#### What you are asked to do
The required output is a single number: how many lines of the material contain the string "surname".

** begin Record list **

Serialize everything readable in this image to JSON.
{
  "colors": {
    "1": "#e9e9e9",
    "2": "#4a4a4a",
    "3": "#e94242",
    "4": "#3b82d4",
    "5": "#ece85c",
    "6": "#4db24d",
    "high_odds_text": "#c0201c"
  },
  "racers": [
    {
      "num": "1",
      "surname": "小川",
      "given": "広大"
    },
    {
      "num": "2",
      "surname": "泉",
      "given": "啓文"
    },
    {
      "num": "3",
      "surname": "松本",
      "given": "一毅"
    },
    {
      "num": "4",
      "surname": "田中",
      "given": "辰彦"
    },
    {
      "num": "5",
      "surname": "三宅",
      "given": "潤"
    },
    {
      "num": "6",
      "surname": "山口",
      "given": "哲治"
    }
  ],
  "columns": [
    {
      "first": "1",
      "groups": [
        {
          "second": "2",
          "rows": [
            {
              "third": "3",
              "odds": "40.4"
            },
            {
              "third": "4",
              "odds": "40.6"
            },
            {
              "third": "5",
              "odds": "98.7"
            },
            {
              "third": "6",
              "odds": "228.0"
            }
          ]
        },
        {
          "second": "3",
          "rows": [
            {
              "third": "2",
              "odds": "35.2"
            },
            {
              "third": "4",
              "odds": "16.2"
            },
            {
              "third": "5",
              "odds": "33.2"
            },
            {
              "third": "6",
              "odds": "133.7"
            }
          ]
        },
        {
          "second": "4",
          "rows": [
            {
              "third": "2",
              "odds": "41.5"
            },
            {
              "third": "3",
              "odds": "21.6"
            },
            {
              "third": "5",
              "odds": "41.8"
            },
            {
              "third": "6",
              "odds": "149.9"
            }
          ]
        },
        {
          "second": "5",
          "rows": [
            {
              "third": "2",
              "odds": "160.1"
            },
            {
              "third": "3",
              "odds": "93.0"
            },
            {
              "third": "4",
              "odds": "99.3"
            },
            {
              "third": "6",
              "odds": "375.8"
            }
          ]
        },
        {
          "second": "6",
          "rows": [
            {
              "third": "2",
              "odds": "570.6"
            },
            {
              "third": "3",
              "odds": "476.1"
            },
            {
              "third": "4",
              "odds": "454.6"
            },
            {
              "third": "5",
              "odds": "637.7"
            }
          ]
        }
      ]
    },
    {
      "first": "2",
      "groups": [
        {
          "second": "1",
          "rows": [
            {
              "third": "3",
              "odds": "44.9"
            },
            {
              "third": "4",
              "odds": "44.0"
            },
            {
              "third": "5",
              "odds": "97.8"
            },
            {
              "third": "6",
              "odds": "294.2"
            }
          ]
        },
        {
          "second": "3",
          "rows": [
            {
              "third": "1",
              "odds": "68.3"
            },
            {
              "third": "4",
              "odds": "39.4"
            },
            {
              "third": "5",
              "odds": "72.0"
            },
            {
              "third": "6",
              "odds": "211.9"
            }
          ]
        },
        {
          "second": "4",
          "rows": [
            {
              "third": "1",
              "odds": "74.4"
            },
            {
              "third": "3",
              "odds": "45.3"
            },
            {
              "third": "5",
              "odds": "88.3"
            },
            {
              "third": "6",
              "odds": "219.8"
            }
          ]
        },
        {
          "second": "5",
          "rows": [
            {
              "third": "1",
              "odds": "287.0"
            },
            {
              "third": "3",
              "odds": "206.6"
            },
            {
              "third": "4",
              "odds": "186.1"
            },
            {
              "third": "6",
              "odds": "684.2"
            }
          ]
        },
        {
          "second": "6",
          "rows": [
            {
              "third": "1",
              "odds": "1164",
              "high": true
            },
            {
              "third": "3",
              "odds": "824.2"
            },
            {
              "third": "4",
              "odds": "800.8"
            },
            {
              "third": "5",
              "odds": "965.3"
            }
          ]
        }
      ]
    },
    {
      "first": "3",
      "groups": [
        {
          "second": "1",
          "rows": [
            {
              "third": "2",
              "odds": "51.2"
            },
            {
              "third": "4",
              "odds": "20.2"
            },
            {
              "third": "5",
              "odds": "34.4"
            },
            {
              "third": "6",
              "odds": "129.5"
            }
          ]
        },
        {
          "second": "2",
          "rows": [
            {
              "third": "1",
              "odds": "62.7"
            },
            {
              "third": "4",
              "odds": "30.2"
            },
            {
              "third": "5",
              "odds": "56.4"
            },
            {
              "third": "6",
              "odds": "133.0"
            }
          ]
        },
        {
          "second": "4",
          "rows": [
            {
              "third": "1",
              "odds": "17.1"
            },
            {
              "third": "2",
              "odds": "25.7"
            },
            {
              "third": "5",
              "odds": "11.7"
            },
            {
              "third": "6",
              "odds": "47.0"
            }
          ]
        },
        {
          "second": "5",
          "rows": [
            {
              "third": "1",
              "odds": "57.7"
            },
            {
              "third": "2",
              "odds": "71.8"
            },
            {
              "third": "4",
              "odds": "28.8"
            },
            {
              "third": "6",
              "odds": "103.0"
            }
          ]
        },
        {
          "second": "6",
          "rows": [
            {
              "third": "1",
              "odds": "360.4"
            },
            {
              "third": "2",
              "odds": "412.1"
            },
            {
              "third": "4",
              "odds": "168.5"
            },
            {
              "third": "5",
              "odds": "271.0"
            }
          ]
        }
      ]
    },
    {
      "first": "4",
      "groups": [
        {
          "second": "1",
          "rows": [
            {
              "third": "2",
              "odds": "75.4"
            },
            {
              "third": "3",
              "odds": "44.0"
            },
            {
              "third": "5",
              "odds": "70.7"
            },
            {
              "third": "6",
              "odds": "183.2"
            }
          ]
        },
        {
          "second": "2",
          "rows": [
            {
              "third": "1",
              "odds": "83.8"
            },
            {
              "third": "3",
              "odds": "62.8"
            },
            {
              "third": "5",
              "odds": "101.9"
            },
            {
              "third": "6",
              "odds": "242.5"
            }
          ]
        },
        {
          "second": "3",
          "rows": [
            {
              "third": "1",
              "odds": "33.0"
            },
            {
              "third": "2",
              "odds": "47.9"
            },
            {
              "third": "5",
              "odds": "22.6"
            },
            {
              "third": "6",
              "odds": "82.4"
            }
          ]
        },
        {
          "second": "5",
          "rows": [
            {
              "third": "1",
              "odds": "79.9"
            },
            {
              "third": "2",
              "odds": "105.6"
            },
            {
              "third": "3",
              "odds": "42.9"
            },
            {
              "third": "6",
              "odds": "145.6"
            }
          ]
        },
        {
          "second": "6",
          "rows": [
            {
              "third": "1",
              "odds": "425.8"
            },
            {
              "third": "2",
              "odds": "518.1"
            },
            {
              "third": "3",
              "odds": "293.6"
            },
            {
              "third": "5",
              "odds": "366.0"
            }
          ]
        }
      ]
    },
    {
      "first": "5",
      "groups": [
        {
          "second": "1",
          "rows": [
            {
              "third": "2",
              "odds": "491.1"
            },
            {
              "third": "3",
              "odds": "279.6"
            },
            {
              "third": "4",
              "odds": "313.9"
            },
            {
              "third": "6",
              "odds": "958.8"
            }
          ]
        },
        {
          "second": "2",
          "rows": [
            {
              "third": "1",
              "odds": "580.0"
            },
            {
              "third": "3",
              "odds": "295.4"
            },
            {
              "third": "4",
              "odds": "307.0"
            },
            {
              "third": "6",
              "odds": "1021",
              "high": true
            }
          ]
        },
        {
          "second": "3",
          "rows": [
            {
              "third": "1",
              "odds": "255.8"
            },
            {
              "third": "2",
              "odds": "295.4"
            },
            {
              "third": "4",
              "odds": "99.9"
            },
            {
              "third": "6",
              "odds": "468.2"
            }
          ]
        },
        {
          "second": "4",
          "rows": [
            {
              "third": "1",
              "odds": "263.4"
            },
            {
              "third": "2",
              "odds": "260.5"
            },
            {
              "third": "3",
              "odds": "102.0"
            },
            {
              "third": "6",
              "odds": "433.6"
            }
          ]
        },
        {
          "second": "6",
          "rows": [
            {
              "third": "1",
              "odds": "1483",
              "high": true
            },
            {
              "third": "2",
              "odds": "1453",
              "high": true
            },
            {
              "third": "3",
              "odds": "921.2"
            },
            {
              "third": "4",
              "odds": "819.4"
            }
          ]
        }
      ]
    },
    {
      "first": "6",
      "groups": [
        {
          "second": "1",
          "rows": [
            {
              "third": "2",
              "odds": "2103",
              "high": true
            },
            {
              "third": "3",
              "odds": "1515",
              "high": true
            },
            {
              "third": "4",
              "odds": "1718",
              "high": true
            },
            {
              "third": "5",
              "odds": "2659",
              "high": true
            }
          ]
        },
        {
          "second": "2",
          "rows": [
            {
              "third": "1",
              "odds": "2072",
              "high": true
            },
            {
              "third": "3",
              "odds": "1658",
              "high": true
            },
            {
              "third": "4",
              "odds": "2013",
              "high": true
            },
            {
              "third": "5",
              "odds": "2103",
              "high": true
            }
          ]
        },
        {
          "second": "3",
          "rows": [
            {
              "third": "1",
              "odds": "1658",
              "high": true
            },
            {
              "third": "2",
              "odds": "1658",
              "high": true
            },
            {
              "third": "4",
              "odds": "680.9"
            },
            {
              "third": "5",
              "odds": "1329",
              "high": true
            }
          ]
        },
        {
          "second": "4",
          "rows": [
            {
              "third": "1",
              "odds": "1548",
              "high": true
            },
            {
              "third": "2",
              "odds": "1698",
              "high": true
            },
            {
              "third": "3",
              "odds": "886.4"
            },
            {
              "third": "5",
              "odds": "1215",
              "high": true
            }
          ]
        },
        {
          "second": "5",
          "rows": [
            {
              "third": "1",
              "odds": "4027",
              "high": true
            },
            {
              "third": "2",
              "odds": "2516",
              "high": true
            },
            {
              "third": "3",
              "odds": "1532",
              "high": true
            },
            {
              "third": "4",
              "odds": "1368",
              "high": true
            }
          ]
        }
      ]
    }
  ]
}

** end Record list **

#### Expected answer
6